Work instructions: Copy every line of the listing that holds the string "dans".

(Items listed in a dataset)
● ● ● ● ●
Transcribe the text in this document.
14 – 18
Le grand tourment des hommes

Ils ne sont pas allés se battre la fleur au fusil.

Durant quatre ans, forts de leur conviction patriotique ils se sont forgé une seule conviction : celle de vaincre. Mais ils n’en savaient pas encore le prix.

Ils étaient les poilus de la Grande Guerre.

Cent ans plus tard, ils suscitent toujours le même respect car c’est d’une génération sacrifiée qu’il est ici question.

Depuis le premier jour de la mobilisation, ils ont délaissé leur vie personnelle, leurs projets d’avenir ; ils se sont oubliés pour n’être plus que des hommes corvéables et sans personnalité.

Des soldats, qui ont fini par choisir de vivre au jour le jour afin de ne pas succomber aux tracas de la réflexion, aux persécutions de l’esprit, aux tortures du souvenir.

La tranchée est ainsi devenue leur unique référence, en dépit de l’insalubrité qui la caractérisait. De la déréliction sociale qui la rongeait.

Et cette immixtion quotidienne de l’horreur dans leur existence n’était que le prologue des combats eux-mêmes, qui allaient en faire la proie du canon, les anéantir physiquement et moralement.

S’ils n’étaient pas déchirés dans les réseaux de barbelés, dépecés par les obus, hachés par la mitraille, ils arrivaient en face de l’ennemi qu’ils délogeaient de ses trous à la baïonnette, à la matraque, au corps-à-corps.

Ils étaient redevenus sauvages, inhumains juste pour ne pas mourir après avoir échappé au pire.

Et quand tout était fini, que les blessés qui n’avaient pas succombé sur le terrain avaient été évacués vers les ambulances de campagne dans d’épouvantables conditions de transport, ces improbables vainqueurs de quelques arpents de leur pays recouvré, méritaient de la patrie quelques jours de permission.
● ● ● ● ●
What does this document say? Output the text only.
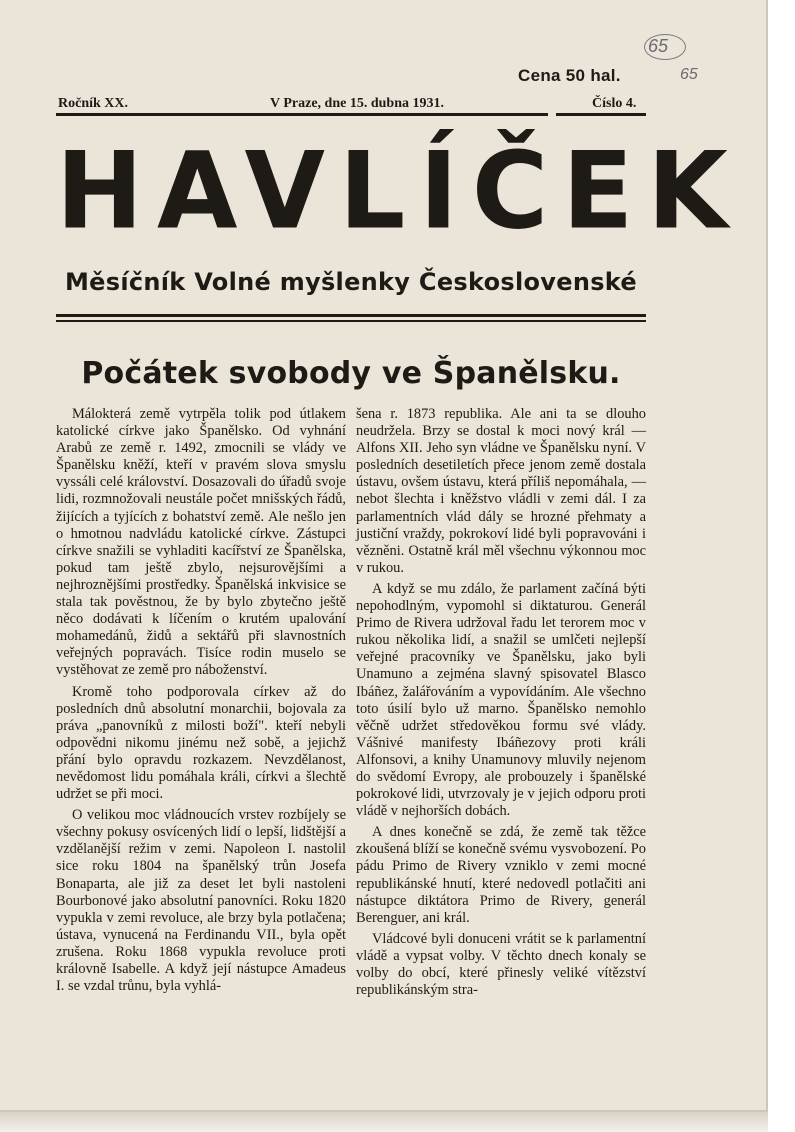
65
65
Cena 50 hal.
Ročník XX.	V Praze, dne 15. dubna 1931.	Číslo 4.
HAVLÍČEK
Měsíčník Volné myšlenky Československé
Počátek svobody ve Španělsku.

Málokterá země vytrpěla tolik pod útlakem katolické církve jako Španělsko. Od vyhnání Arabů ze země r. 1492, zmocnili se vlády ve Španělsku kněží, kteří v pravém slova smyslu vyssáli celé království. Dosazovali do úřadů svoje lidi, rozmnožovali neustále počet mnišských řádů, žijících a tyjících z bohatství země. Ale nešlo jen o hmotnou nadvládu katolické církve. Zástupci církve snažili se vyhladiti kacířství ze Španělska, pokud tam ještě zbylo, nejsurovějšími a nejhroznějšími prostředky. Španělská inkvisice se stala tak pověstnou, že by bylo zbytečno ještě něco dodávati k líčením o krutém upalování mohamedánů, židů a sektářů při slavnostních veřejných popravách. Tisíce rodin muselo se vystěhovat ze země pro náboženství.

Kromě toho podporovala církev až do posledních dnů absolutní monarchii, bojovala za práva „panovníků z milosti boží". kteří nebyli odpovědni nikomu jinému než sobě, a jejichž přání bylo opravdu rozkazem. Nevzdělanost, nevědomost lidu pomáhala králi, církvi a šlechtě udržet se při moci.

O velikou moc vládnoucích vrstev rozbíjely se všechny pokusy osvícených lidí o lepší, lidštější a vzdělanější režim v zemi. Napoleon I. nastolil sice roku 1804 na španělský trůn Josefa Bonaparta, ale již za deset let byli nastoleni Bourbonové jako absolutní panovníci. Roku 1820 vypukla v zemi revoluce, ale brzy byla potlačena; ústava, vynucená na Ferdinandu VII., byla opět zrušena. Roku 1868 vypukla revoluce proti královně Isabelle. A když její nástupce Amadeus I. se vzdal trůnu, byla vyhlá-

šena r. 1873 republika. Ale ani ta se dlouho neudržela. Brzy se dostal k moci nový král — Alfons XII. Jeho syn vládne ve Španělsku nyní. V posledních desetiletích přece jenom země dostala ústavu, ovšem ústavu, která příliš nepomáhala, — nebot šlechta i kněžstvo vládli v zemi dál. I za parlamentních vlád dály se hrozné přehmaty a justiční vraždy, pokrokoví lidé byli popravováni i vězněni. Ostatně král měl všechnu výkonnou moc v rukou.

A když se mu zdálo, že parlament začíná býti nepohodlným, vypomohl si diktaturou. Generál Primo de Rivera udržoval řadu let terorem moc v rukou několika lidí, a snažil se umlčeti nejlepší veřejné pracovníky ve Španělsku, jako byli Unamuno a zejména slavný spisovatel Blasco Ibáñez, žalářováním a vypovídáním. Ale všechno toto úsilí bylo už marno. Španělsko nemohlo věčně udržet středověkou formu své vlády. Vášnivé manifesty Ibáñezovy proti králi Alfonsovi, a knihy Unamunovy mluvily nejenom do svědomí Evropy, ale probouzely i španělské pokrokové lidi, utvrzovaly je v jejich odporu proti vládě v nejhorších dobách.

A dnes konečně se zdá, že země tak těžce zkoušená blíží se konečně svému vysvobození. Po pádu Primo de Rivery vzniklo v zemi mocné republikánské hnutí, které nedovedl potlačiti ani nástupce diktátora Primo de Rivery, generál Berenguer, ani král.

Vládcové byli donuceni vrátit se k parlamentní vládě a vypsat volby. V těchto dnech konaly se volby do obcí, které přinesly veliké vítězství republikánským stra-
● ● ● ● ●
Written reply:
Et cette immixtion quotidienne de l’horreur dans leur existence n’était que le prologue des combats eux-mêmes, qui allaient en faire la proie du canon, les anéantir physiquement et moralement.
S’ils n’étaient pas déchirés dans les réseaux de barbelés, dépecés par les obus, hachés par la mitraille, ils arrivaient en face de l’ennemi qu’ils délogeaient de ses trous à la baïonnette, à la matraque, au corps-à-corps.
Et quand tout était fini, que les blessés qui n’avaient pas succombé sur le terrain avaient été évacués vers les ambulances de campagne dans d’épouvantables conditions de transport, ces improbables vainqueurs de quelques arpents de leur pays recouvré, méritaient de la patrie quelques jours de permission.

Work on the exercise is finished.